## Page extract
The Killer World Tour was a concert tour by the heavy metal band Iron Maiden from 17 February 1981 to 15 November 1981. This would be the band's first world tour, including their debut shows in North America (where they supported Judas Priest on their World Wide Blitz Tour and UFO on select dates) and Japan where they recorded the live release, Maiden Japan. On top of this, the band moved into larger venues in the United Kingdom, including the Hammersmith Odeon, London.

This would be Iron Maiden's last tour with singer Paul Di'Anno, who was dismissed due to his unreliability. He was replaced with Samson vocalist Bruce Dickinson, with whom the band undertook a short series of concerts in Italy and the UK before they set about writing and recording their next album, The Number of the Beast.

Setlist
 (Intro) "The Ides of March" (from Killers, 1981)
 "Wrathchild" (from Killers, 1981)
 "Purgatory" (from Killers, 1981)
 "Sanctuary" (from Iron Maiden, 1980)
 "Remember Tomorrow" (from Iron Maiden, 1980)
 "Another Life" (from Killers, 1981)

## Dataset extract
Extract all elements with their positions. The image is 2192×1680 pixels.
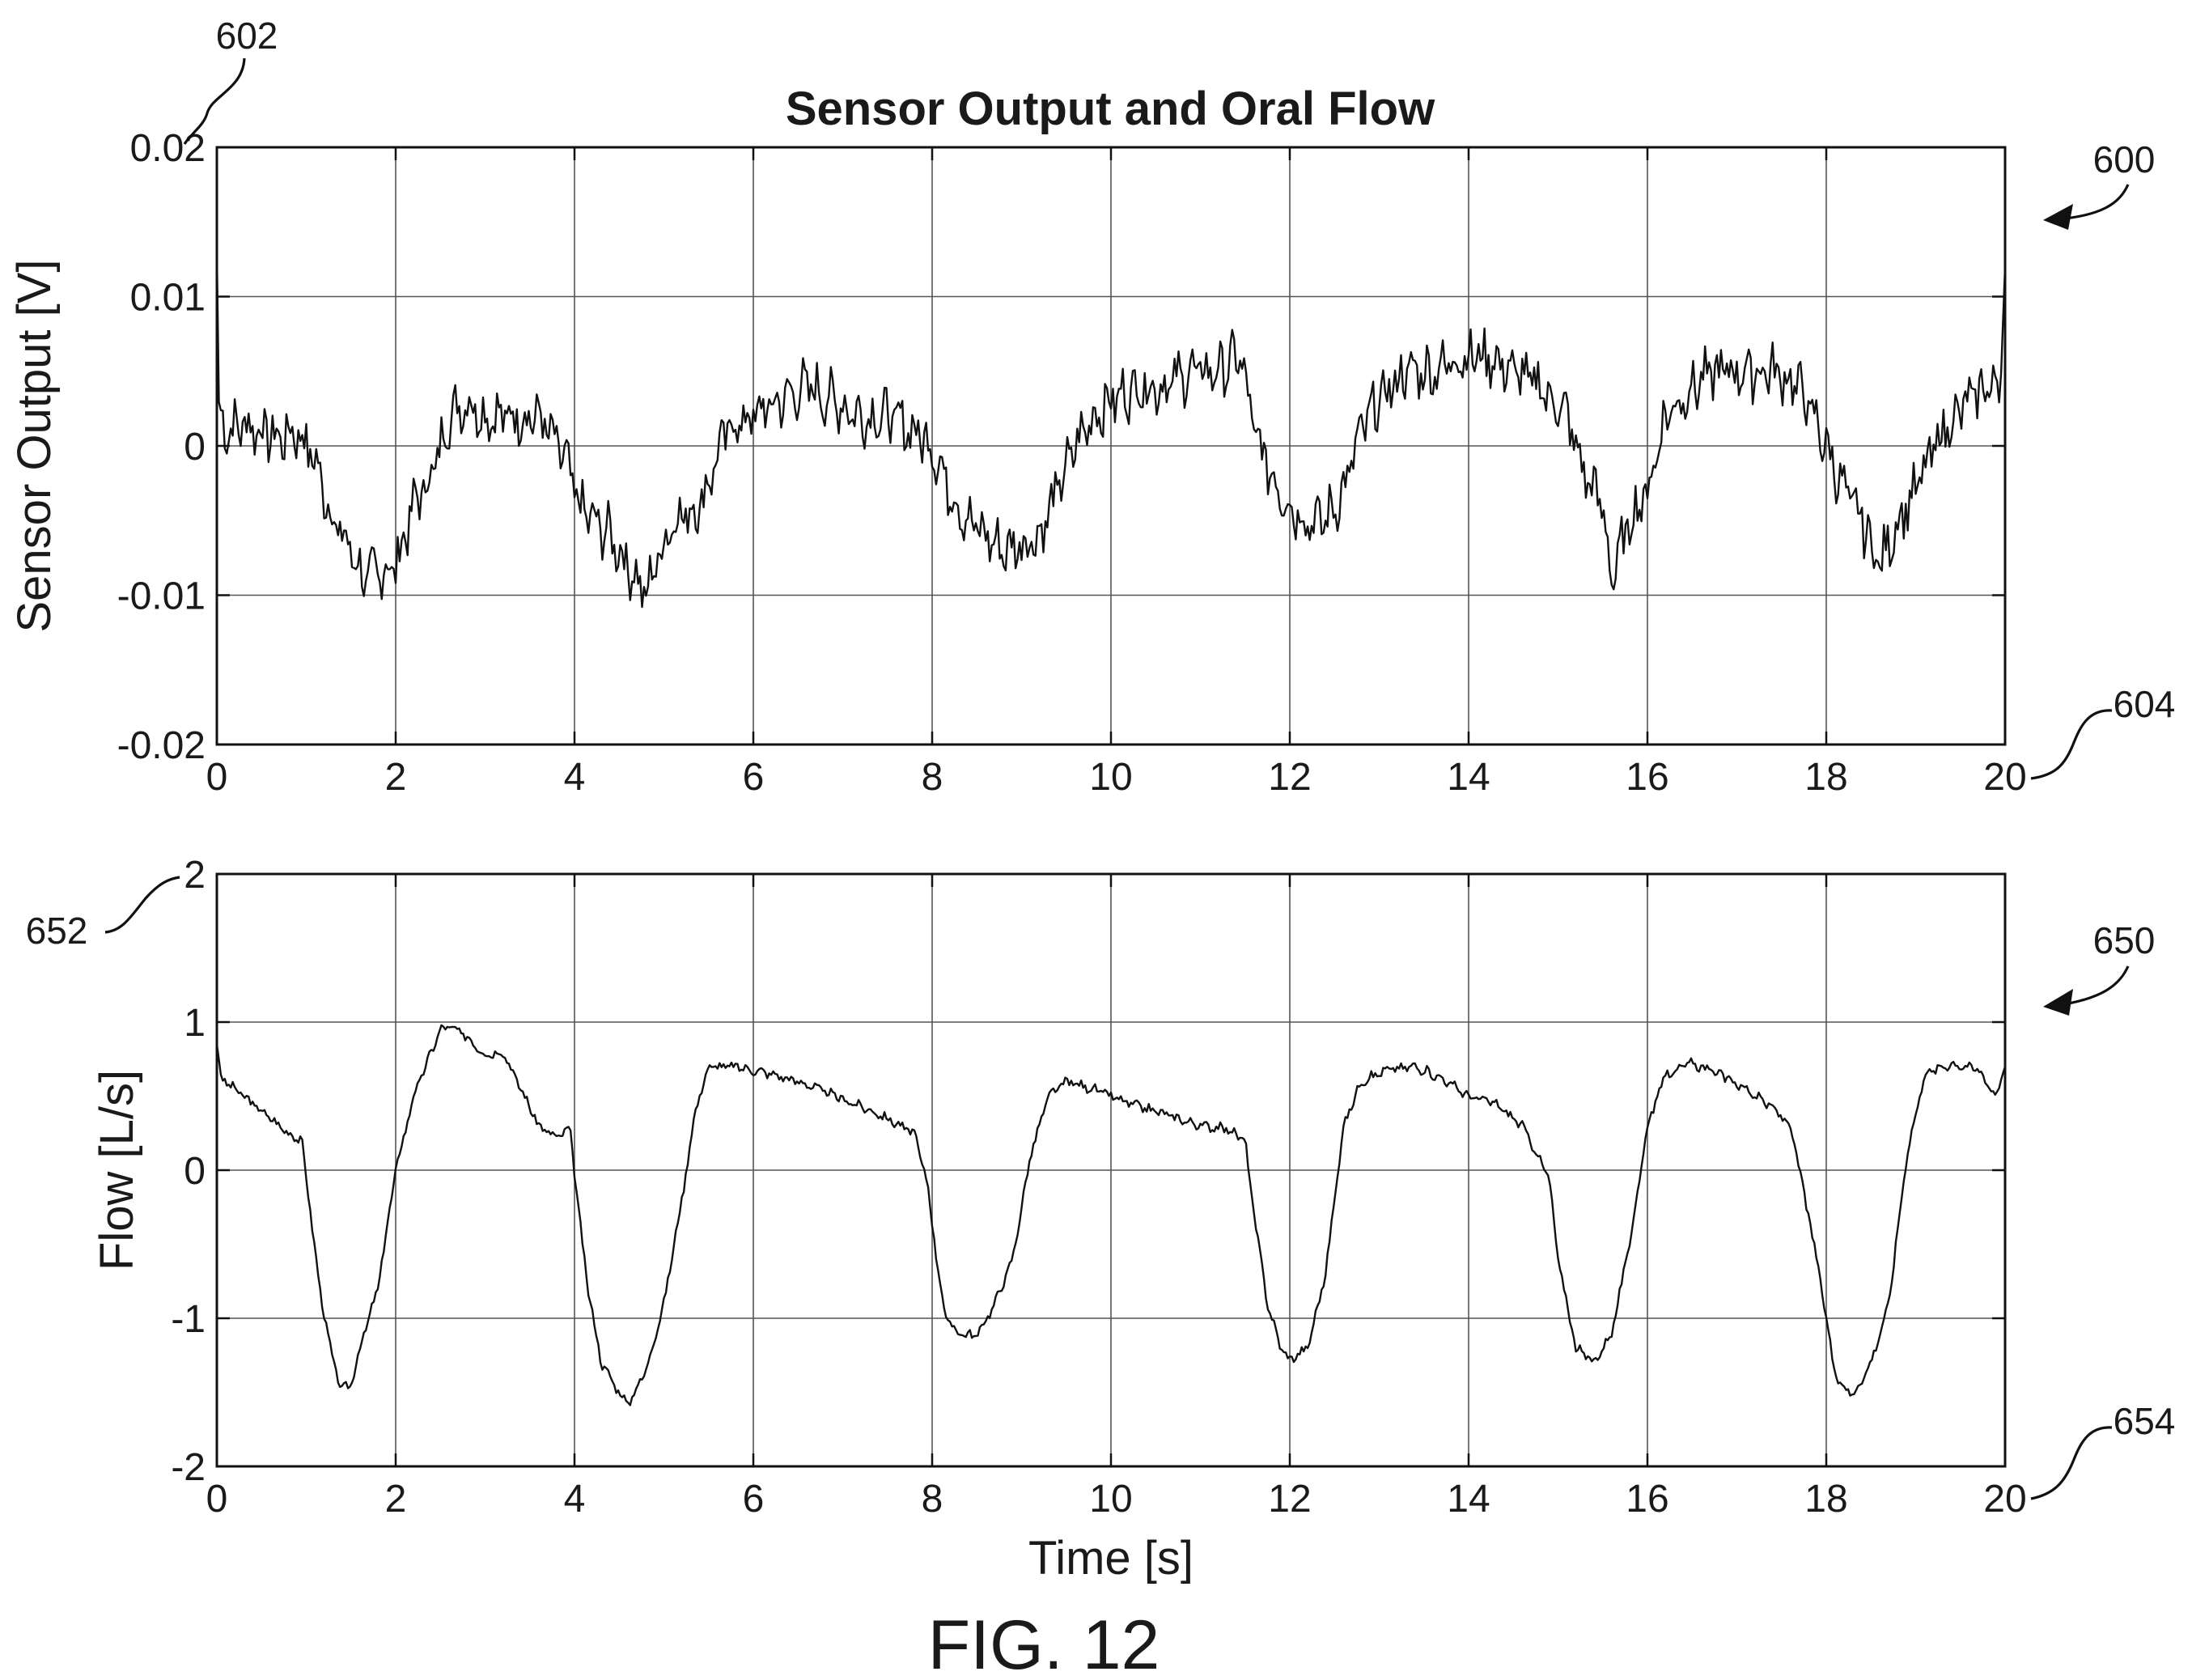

## Exercise brief
Continue the Killer World Tour text from its last line.

## Answer to this exercise
 "Genghis Khan" (from Killers, 1981)
 "Killers" (from Killers, 1981)
 "Innocent Exile" (from Killers, 1981)
 "Murders in the Rue Morgue" (from Killers, 1981)
 "Twilight Zone" (from Killers, 1981)
 "Phantom of the Opera" (from Iron Maiden, 1980)
 "Iron Maiden" (from Iron Maiden, 1980)
 "Running Free" (from Iron Maiden, 1980)
 "Transylvania" (from Iron Maiden, 1980)
 Guitar solo
 "Drifter" (from Killers, 1981)
 "Prowler" (from Iron Maiden, 1980)
Notes:
 "Strange World" (from Iron Maiden, 1980) was performed on 23 May 1981 and 24 May 1981.
 "I've Got the Fire" (Montrose cover) was performed on 24 May, 26 October, 27 October, and 15 November 1981.
 "22 Acacia Avenue" and "Children of the Damned" were played at the 15 November Rainbow show as a preview for The Number of the Beast album.  The intro solo on "Children of the Damned" is different from the final studio version.
 "The Prisoner" and "Run to the Hills" were played at the "secret" show at the Ruskin Arms on 23 December. "The Prisoner" had slightly different lyrics in the second verse and final chorus.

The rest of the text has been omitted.